DATA RECORDS:
%%

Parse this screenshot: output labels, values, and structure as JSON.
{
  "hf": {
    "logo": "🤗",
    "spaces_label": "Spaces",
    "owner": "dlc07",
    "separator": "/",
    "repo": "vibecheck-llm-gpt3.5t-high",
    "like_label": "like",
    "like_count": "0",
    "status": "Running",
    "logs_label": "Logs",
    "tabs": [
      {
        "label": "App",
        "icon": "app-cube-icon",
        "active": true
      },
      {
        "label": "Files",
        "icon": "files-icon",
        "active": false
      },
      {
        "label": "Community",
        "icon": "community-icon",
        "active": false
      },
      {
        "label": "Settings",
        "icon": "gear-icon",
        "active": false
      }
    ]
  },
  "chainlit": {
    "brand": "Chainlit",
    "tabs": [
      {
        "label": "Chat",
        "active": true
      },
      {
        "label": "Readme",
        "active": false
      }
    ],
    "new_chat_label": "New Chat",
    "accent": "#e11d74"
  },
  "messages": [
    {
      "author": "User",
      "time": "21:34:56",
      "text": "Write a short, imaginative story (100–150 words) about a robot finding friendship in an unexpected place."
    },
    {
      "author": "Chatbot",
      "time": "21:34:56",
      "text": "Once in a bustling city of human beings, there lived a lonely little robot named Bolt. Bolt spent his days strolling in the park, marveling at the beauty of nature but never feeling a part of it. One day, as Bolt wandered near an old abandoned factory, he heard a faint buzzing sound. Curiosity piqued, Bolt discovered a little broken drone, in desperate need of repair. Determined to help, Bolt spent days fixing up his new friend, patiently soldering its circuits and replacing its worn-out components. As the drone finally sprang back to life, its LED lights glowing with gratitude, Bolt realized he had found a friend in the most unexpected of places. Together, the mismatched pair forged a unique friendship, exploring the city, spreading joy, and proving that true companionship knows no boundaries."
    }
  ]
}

%%

TASK INSTRUCTIONS: Reproduce the data in full, exactly as presented.

RESPONSE FOR THIS EXERCISE:
Parse this screenshot: output labels, values, and structure as JSON.
{
  "hf": {
    "logo": "🤗",
    "spaces_label": "Spaces",
    "owner": "dlc07",
    "separator": "/",
    "repo": "vibecheck-llm-gpt3.5t-high",
    "like_label": "like",
    "like_count": "0",
    "status": "Running",
    "logs_label": "Logs",
    "tabs": [
      {
        "label": "App",
        "icon": "app-cube-icon",
        "active": true
      },
      {
        "label": "Files",
        "icon": "files-icon",
        "active": false
      },
      {
        "label": "Community",
        "icon": "community-icon",
        "active": false
      },
      {
        "label": "Settings",
        "icon": "gear-icon",
        "active": false
      }
    ]
  },
  "chainlit": {
    "brand": "Chainlit",
    "tabs": [
      {
        "label": "Chat",
        "active": true
      },
      {
        "label": "Readme",
        "active": false
      }
    ],
    "new_chat_label": "New Chat",
    "accent": "#e11d74"
  },
  "messages": [
    {
      "author": "User",
      "time": "21:34:56",
      "text": "Write a short, imaginative story (100–150 words) about a robot finding friendship in an unexpected place."
    },
    {
      "author": "Chatbot",
      "time": "21:34:56",
      "text": "Once in a bustling city of human beings, there lived a lonely little robot named Bolt. Bolt spent his days strolling in the park, marveling at the beauty of nature but never feeling a part of it. One day, as Bolt wandered near an old abandoned factory, he heard a faint buzzing sound. Curiosity piqued, Bolt discovered a little broken drone, in desperate need of repair. Determined to help, Bolt spent days fixing up his new friend, patiently soldering its circuits and replacing its worn-out components. As the drone finally sprang back to life, its LED lights glowing with gratitude, Bolt realized he had found a friend in the most unexpected of places. Together, the mismatched pair forged a unique friendship, exploring the city, spreading joy, and proving that true companionship knows no boundaries."
    }
  ]
}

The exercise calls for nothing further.